Your answer should be a single number: the count of lines that hold the word "раза".

+++

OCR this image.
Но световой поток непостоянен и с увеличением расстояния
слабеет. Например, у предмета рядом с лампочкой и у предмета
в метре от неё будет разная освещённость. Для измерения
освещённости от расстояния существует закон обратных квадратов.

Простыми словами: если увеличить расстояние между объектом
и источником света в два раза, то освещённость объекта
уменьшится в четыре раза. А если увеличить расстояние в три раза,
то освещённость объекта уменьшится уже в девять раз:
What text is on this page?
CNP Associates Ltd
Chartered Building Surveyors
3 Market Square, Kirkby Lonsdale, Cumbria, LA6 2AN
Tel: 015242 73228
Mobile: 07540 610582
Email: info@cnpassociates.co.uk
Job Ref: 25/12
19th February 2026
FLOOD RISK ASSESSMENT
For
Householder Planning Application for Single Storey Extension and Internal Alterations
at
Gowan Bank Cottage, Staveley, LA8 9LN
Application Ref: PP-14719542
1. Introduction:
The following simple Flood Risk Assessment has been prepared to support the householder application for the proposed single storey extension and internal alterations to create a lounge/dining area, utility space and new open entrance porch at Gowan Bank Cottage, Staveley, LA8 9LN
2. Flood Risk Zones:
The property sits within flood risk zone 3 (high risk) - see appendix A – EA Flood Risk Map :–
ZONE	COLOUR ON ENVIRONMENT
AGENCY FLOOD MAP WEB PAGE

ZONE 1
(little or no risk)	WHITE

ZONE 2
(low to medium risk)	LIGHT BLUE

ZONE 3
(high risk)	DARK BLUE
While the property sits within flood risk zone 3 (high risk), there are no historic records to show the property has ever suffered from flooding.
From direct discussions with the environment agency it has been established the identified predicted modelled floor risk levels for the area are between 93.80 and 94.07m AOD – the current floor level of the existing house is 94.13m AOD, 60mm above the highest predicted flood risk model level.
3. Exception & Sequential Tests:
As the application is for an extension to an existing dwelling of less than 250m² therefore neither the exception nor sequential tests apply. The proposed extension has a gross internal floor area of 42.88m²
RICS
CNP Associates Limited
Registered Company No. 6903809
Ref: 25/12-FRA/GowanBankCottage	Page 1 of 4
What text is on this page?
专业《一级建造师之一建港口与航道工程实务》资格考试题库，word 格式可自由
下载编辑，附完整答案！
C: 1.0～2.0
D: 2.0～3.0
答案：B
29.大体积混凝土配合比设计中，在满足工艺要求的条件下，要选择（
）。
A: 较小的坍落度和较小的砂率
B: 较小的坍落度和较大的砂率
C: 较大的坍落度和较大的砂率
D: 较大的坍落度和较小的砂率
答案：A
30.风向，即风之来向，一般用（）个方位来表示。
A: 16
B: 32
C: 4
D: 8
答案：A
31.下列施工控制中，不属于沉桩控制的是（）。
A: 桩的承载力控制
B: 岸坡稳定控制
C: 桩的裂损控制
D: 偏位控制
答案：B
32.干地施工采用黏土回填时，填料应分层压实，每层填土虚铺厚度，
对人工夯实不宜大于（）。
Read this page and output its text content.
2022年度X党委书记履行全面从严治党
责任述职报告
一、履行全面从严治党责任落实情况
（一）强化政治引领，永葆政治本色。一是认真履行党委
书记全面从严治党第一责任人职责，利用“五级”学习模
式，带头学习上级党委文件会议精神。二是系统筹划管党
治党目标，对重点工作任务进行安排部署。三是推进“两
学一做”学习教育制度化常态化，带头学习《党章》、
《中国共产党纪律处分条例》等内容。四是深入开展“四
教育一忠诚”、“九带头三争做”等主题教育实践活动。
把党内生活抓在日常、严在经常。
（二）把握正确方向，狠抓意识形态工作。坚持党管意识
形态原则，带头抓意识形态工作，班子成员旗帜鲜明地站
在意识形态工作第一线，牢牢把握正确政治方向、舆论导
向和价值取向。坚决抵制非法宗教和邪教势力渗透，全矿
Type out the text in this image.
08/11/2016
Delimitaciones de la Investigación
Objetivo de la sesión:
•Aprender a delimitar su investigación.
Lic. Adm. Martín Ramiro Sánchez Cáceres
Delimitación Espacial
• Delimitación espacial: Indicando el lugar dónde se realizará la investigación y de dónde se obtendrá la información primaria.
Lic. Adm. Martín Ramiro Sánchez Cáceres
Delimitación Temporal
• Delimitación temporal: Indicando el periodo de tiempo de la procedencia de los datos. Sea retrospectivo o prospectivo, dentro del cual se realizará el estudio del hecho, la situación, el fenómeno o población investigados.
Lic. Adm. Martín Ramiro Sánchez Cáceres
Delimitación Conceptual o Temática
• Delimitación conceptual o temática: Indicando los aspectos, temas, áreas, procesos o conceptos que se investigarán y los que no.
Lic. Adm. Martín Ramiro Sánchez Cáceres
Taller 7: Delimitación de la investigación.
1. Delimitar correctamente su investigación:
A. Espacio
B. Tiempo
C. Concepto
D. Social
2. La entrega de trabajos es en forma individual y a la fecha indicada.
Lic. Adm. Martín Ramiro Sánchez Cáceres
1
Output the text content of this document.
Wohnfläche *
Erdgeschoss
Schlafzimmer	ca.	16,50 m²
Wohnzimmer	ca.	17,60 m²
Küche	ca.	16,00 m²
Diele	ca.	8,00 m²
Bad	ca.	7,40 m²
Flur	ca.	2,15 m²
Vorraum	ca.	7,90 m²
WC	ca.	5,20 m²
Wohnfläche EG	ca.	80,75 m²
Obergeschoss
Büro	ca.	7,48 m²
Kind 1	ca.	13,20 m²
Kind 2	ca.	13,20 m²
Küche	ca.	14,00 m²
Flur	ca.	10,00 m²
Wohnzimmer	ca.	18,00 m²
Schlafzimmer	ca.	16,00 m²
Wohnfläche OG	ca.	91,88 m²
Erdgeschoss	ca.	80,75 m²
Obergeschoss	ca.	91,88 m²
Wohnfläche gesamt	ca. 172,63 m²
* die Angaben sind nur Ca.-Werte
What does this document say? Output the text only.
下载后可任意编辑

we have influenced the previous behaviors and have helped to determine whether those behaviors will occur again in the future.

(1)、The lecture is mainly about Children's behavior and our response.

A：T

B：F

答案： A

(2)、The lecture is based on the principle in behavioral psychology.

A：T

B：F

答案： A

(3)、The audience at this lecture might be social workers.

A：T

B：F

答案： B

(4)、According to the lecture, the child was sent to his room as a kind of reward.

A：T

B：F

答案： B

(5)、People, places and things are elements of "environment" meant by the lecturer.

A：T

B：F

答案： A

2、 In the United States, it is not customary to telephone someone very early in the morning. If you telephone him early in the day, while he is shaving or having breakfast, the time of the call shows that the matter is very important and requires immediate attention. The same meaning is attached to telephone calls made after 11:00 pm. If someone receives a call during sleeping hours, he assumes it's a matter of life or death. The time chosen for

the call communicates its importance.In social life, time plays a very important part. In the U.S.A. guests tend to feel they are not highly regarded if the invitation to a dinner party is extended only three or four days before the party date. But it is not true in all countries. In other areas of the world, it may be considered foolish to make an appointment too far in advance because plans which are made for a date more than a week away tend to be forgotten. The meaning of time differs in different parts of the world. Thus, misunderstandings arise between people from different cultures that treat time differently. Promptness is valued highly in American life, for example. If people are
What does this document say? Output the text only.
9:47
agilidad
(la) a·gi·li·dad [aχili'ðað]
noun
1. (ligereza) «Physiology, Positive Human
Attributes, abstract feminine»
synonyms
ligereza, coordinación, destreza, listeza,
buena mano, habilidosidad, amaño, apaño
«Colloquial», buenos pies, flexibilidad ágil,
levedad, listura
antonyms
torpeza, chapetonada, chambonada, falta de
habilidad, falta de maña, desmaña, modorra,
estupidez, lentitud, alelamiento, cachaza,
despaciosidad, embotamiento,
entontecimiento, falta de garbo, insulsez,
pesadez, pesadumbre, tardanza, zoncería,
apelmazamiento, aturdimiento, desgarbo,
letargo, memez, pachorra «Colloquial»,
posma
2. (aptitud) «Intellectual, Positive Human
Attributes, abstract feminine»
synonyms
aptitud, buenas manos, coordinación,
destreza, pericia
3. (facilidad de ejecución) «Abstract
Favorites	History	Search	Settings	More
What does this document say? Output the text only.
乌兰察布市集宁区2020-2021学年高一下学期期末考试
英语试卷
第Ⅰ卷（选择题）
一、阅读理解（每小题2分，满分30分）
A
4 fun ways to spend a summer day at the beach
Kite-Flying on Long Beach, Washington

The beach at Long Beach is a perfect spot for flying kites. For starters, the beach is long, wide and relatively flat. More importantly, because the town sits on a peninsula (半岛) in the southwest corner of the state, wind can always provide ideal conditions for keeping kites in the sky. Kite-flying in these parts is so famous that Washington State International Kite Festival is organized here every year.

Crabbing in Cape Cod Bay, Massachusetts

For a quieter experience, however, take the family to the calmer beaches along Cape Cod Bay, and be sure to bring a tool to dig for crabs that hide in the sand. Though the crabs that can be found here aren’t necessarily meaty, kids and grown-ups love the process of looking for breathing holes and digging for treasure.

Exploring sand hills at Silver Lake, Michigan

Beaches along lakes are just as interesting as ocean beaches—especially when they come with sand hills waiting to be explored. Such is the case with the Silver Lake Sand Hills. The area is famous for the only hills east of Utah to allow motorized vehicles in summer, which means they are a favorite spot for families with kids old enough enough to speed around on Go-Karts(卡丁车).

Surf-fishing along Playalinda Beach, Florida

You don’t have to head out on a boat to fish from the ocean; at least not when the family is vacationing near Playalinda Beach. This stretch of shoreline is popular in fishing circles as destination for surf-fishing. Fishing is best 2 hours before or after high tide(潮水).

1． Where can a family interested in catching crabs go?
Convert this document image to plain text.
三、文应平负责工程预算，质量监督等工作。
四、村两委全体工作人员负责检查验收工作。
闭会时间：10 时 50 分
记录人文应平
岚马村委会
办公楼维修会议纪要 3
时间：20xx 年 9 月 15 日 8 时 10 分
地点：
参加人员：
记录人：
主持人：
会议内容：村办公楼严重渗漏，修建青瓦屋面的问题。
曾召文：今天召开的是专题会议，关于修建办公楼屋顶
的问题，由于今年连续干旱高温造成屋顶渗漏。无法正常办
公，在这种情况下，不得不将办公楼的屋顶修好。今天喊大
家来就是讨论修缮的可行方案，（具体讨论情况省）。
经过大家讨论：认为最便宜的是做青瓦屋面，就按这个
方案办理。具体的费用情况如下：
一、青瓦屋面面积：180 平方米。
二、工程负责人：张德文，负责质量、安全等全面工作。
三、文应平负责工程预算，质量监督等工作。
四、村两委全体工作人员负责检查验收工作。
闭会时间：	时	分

+++

**Output of the exercise:** 2